▶ [EXERCISE INSTRUCTIONS]: What is the count of lines in the listing below that hold the string "Pupils"? Reply with that number alone.

▶ [RECORDS FOR THE EXERCISE]:
********

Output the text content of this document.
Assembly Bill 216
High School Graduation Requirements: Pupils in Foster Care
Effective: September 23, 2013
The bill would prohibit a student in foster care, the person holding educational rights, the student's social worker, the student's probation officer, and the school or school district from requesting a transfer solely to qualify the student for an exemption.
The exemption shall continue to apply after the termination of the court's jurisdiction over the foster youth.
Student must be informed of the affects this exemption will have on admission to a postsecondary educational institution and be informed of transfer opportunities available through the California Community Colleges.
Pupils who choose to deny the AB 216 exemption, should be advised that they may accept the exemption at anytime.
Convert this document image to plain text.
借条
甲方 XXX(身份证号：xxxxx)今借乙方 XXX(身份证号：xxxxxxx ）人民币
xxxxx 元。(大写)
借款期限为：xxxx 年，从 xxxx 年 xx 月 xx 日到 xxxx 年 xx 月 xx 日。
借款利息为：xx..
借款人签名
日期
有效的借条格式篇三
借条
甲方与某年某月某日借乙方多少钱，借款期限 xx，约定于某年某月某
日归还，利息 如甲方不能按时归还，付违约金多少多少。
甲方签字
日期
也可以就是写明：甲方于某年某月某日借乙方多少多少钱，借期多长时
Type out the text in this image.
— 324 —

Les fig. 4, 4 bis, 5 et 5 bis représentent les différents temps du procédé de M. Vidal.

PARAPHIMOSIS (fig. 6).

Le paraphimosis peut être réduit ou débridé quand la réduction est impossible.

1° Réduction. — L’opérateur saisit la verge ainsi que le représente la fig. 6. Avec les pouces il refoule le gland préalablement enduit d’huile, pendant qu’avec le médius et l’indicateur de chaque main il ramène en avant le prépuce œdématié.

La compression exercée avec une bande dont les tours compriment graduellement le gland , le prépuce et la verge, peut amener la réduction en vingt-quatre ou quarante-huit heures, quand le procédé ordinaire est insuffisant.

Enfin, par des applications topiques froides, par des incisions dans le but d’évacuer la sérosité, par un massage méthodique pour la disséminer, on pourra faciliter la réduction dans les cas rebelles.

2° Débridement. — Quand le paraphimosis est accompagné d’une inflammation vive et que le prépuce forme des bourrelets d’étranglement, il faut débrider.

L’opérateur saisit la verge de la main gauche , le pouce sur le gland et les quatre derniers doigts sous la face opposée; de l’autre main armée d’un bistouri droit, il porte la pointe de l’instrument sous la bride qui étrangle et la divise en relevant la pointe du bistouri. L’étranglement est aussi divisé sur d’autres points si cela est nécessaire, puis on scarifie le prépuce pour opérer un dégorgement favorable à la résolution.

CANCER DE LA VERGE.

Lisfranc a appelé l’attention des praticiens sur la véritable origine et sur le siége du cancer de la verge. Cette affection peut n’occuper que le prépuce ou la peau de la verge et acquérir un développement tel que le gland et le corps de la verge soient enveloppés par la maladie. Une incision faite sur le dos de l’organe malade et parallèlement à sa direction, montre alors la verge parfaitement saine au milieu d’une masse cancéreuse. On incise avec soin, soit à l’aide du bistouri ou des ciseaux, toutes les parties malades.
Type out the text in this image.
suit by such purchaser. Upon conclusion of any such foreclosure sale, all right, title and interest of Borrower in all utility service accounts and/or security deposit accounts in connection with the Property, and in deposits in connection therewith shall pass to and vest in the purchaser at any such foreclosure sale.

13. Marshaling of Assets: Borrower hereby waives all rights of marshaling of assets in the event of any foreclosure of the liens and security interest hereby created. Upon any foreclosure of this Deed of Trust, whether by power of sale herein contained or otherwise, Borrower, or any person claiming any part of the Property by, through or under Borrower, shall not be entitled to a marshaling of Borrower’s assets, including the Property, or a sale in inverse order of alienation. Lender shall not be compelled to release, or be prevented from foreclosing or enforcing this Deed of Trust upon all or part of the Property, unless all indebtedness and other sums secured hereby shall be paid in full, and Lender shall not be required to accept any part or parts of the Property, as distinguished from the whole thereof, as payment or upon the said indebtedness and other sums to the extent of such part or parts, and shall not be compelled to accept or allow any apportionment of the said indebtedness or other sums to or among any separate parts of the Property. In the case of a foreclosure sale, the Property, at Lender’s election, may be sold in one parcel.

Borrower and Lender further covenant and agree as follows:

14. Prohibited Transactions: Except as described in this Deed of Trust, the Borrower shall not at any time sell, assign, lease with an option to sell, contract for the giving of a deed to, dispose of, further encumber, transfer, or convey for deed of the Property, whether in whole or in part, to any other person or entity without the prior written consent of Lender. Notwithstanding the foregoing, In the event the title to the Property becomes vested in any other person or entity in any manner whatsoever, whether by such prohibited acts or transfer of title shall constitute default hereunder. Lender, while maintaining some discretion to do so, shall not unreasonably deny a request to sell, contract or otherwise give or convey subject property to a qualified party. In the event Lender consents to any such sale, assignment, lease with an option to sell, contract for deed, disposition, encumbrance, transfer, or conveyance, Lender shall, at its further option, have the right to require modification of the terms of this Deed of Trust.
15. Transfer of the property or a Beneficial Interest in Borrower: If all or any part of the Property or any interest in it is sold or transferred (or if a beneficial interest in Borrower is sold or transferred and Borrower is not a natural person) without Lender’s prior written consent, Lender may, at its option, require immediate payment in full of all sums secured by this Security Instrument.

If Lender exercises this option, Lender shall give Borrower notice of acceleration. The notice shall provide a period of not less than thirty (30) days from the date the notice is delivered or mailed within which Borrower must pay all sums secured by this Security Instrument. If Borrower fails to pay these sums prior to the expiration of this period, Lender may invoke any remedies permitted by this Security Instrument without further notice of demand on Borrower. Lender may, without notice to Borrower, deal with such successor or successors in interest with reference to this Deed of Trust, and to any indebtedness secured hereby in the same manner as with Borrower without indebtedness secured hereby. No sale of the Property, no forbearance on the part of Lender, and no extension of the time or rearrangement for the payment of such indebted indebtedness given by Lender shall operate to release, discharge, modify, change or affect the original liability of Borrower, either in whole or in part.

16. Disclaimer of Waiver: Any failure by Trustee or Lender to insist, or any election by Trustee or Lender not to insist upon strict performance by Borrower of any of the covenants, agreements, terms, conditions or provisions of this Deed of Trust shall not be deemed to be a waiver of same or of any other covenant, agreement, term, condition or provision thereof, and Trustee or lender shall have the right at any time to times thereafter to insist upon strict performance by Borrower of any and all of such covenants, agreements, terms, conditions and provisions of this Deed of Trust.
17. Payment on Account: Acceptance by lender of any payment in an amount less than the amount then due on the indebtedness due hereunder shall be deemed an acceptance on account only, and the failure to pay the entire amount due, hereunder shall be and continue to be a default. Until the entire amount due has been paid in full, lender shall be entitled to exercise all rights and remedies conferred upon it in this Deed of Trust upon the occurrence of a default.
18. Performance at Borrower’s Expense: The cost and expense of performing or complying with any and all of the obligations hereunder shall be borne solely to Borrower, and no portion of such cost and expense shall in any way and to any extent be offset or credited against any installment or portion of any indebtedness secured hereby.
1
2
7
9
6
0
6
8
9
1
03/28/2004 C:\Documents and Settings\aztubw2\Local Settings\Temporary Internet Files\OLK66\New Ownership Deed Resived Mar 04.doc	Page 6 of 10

********

▶ [FINISHED TASK]: 2